TASK DIRECTIONS: Check each line of the material below, and copy it if it holds the string "name".
## START RECORDS SHOWN
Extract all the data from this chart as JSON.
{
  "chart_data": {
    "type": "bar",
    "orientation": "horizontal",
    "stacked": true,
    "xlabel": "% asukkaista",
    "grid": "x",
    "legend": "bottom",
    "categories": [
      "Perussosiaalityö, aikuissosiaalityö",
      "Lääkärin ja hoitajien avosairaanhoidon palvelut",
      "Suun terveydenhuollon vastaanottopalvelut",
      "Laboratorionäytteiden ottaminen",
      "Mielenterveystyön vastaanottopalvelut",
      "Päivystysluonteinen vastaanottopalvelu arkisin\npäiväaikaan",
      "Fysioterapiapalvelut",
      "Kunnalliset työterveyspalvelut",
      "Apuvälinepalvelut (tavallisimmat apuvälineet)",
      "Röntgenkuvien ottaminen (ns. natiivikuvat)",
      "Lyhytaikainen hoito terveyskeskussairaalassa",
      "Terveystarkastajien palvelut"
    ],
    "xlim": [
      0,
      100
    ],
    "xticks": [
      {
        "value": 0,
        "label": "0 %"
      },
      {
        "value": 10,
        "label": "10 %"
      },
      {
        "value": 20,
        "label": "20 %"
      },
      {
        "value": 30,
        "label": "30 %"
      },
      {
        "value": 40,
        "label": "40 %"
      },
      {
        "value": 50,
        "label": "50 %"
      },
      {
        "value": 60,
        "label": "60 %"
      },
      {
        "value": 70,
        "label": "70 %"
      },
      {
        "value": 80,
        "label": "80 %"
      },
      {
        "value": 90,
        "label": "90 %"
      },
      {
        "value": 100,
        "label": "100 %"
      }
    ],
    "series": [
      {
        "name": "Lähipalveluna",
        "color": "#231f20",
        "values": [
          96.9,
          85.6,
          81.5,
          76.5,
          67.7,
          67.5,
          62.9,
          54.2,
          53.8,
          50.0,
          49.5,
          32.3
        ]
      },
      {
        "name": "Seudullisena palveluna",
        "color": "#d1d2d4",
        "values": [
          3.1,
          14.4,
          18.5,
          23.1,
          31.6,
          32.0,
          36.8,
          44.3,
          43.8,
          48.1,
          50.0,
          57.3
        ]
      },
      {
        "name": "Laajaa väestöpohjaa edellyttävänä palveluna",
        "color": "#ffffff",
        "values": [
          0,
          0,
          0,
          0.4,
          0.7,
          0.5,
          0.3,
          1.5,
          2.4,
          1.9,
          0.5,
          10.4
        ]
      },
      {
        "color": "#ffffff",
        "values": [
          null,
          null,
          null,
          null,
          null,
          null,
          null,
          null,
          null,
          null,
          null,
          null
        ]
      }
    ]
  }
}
## END RECORDS SHOWN
TASK ANSWER:
        "name": "Lähipalveluna",
        "name": "Seudullisena palveluna",
        "name": "Laajaa väestöpohjaa edellyttävänä palveluna",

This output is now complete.